Every record that follows must be duplicated exactly, with images left out.
[Begin Records supplied]
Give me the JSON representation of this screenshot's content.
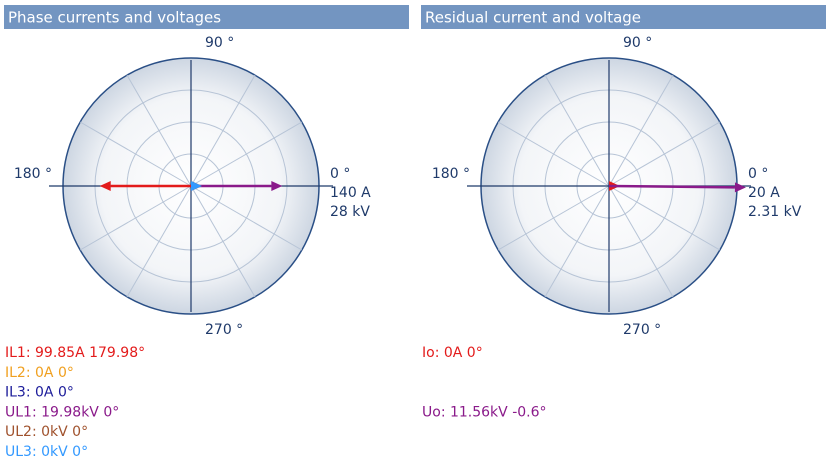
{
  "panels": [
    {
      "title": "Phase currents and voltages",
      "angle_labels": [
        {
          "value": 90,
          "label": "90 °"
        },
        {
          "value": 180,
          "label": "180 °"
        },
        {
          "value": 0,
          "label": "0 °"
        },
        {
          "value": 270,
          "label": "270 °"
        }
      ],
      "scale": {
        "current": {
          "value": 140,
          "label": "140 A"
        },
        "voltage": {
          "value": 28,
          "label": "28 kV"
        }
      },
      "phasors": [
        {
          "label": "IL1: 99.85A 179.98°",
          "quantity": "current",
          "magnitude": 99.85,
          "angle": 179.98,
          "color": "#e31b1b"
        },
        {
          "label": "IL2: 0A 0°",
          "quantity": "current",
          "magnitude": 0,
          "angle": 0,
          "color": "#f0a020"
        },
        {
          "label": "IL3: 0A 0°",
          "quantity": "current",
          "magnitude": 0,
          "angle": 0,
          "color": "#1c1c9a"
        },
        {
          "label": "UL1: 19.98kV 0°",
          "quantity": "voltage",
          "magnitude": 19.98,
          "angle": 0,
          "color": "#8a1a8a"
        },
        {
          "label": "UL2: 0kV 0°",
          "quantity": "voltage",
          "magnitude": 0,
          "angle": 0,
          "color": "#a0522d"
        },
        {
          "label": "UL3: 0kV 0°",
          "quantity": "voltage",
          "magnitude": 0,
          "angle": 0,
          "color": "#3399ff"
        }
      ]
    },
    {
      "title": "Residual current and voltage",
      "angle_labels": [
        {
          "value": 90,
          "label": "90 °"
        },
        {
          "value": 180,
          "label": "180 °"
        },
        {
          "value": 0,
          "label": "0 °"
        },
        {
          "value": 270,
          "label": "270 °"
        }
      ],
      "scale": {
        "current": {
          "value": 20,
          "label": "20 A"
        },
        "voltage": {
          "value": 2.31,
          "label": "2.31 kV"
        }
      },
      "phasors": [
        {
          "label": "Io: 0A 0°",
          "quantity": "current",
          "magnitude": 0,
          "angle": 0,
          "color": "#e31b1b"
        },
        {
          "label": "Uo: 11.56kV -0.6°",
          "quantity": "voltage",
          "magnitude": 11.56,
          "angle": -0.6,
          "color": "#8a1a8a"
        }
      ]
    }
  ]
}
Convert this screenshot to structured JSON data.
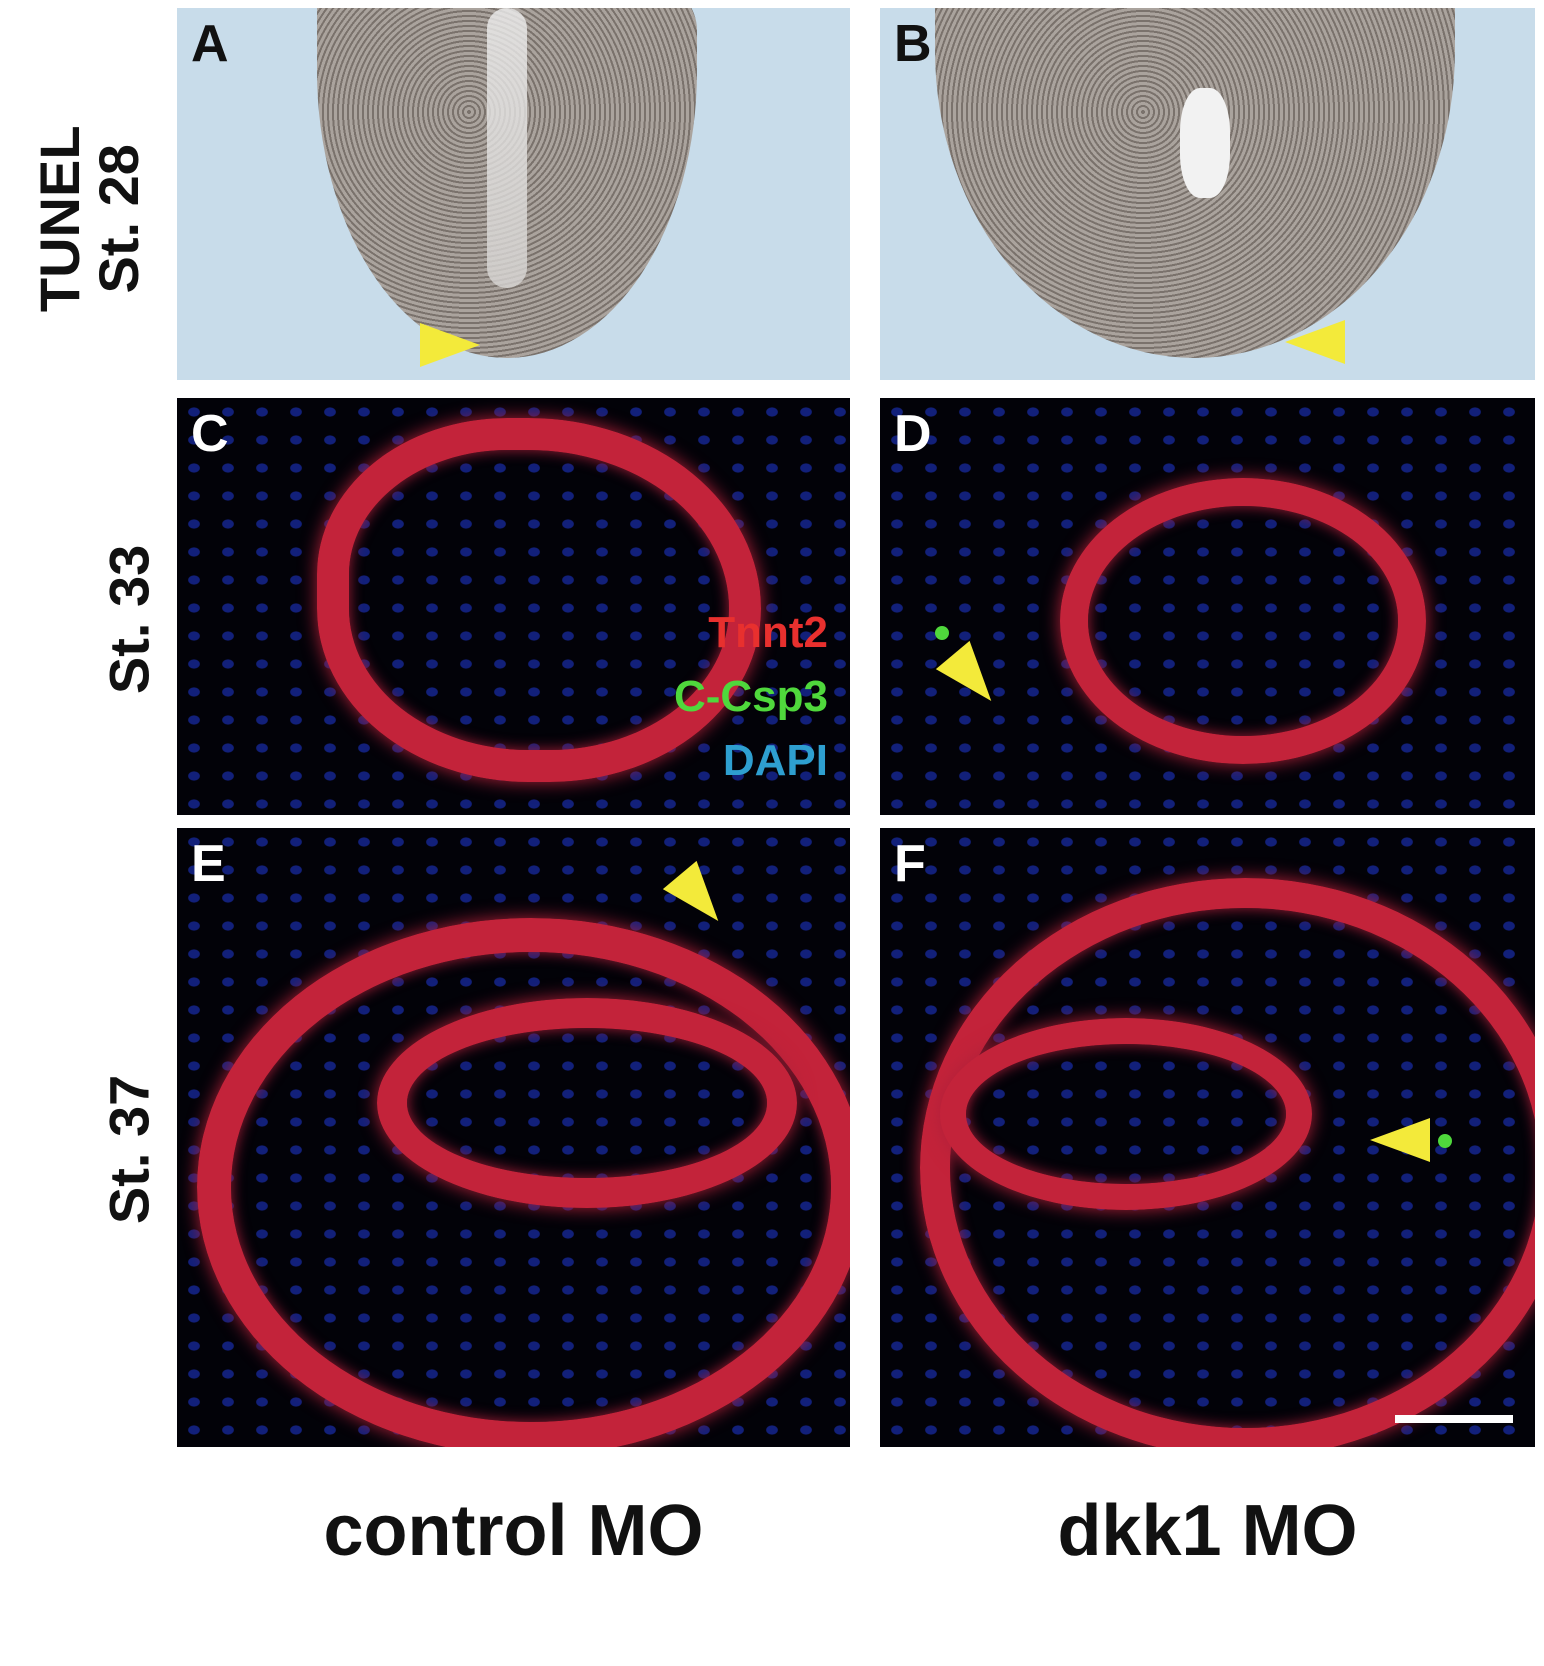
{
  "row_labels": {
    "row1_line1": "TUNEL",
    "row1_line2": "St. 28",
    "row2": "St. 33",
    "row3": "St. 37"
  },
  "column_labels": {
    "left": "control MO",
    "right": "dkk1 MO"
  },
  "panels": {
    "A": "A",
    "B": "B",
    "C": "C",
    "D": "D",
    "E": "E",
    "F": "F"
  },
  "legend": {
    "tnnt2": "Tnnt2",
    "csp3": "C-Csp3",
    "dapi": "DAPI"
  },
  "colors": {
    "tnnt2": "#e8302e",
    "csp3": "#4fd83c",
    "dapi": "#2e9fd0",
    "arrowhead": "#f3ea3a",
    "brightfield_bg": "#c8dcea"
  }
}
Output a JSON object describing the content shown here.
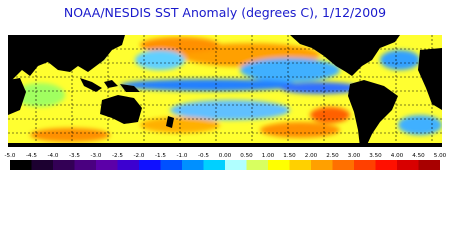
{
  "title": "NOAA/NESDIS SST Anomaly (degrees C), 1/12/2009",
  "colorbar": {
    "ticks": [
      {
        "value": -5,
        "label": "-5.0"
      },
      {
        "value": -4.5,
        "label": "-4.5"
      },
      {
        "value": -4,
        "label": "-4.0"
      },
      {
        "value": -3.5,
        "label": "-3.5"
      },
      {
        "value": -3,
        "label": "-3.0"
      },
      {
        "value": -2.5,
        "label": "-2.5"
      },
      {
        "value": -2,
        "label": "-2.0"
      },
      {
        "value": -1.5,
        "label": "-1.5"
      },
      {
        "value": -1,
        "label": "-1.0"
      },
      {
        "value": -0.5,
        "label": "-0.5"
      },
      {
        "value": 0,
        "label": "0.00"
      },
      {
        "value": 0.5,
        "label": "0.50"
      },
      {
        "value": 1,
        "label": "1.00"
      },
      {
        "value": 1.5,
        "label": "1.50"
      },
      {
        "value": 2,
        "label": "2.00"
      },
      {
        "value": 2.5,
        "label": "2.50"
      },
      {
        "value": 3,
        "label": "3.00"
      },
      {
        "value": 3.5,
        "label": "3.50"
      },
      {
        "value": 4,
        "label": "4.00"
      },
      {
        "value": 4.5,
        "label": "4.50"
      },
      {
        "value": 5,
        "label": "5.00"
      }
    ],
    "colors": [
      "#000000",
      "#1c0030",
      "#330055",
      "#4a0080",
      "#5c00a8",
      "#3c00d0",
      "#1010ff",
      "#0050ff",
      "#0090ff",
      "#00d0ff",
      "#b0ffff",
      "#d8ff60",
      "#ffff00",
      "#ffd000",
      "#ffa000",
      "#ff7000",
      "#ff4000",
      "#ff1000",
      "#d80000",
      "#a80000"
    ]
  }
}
[End Records supplied]
**Task answer:**
Give me the JSON representation of this screenshot's content.
{
  "panels": [
    {
      "title": "Phase currents and voltages",
      "angle_labels": [
        {
          "value": 90,
          "label": "90 °"
        },
        {
          "value": 180,
          "label": "180 °"
        },
        {
          "value": 0,
          "label": "0 °"
        },
        {
          "value": 270,
          "label": "270 °"
        }
      ],
      "scale": {
        "current": {
          "value": 140,
          "label": "140 A"
        },
        "voltage": {
          "value": 28,
          "label": "28 kV"
        }
      },
      "phasors": [
        {
          "label": "IL1: 99.85A 179.98°",
          "quantity": "current",
          "magnitude": 99.85,
          "angle": 179.98,
          "color": "#e31b1b"
        },
        {
          "label": "IL2: 0A 0°",
          "quantity": "current",
          "magnitude": 0,
          "angle": 0,
          "color": "#f0a020"
        },
        {
          "label": "IL3: 0A 0°",
          "quantity": "current",
          "magnitude": 0,
          "angle": 0,
          "color": "#1c1c9a"
        },
        {
          "label": "UL1: 19.98kV 0°",
          "quantity": "voltage",
          "magnitude": 19.98,
          "angle": 0,
          "color": "#8a1a8a"
        },
        {
          "label": "UL2: 0kV 0°",
          "quantity": "voltage",
          "magnitude": 0,
          "angle": 0,
          "color": "#a0522d"
        },
        {
          "label": "UL3: 0kV 0°",
          "quantity": "voltage",
          "magnitude": 0,
          "angle": 0,
          "color": "#3399ff"
        }
      ]
    },
    {
      "title": "Residual current and voltage",
      "angle_labels": [
        {
          "value": 90,
          "label": "90 °"
        },
        {
          "value": 180,
          "label": "180 °"
        },
        {
          "value": 0,
          "label": "0 °"
        },
        {
          "value": 270,
          "label": "270 °"
        }
      ],
      "scale": {
        "current": {
          "value": 20,
          "label": "20 A"
        },
        "voltage": {
          "value": 2.31,
          "label": "2.31 kV"
        }
      },
      "phasors": [
        {
          "label": "Io: 0A 0°",
          "quantity": "current",
          "magnitude": 0,
          "angle": 0,
          "color": "#e31b1b"
        },
        {
          "label": "Uo: 11.56kV -0.6°",
          "quantity": "voltage",
          "magnitude": 11.56,
          "angle": -0.6,
          "color": "#8a1a8a"
        }
      ]
    }
  ]
}
Convert this screenshot to structured JSON data.
{
  "row_labels": {
    "row1_line1": "TUNEL",
    "row1_line2": "St. 28",
    "row2": "St. 33",
    "row3": "St. 37"
  },
  "column_labels": {
    "left": "control MO",
    "right": "dkk1 MO"
  },
  "panels": {
    "A": "A",
    "B": "B",
    "C": "C",
    "D": "D",
    "E": "E",
    "F": "F"
  },
  "legend": {
    "tnnt2": "Tnnt2",
    "csp3": "C-Csp3",
    "dapi": "DAPI"
  },
  "colors": {
    "tnnt2": "#e8302e",
    "csp3": "#4fd83c",
    "dapi": "#2e9fd0",
    "arrowhead": "#f3ea3a",
    "brightfield_bg": "#c8dcea"
  }
}
Output a JSON object describing the content shown here.
{
  "title": "NOAA/NESDIS SST Anomaly (degrees C), 1/12/2009",
  "colorbar": {
    "ticks": [
      {
        "value": -5,
        "label": "-5.0"
      },
      {
        "value": -4.5,
        "label": "-4.5"
      },
      {
        "value": -4,
        "label": "-4.0"
      },
      {
        "value": -3.5,
        "label": "-3.5"
      },
      {
        "value": -3,
        "label": "-3.0"
      },
      {
        "value": -2.5,
        "label": "-2.5"
      },
      {
        "value": -2,
        "label": "-2.0"
      },
      {
        "value": -1.5,
        "label": "-1.5"
      },
      {
        "value": -1,
        "label": "-1.0"
      },
      {
        "value": -0.5,
        "label": "-0.5"
      },
      {
        "value": 0,
        "label": "0.00"
      },
      {
        "value": 0.5,
        "label": "0.50"
      },
      {
        "value": 1,
        "label": "1.00"
      },
      {
        "value": 1.5,
        "label": "1.50"
      },
      {
        "value": 2,
        "label": "2.00"
      },
      {
        "value": 2.5,
        "label": "2.50"
      },
      {
        "value": 3,
        "label": "3.00"
      },
      {
        "value": 3.5,
        "label": "3.50"
      },
      {
        "value": 4,
        "label": "4.00"
      },
      {
        "value": 4.5,
        "label": "4.50"
      },
      {
        "value": 5,
        "label": "5.00"
      }
    ],
    "colors": [
      "#000000",
      "#1c0030",
      "#330055",
      "#4a0080",
      "#5c00a8",
      "#3c00d0",
      "#1010ff",
      "#0050ff",
      "#0090ff",
      "#00d0ff",
      "#b0ffff",
      "#d8ff60",
      "#ffff00",
      "#ffd000",
      "#ffa000",
      "#ff7000",
      "#ff4000",
      "#ff1000",
      "#d80000",
      "#a80000"
    ]
  }
}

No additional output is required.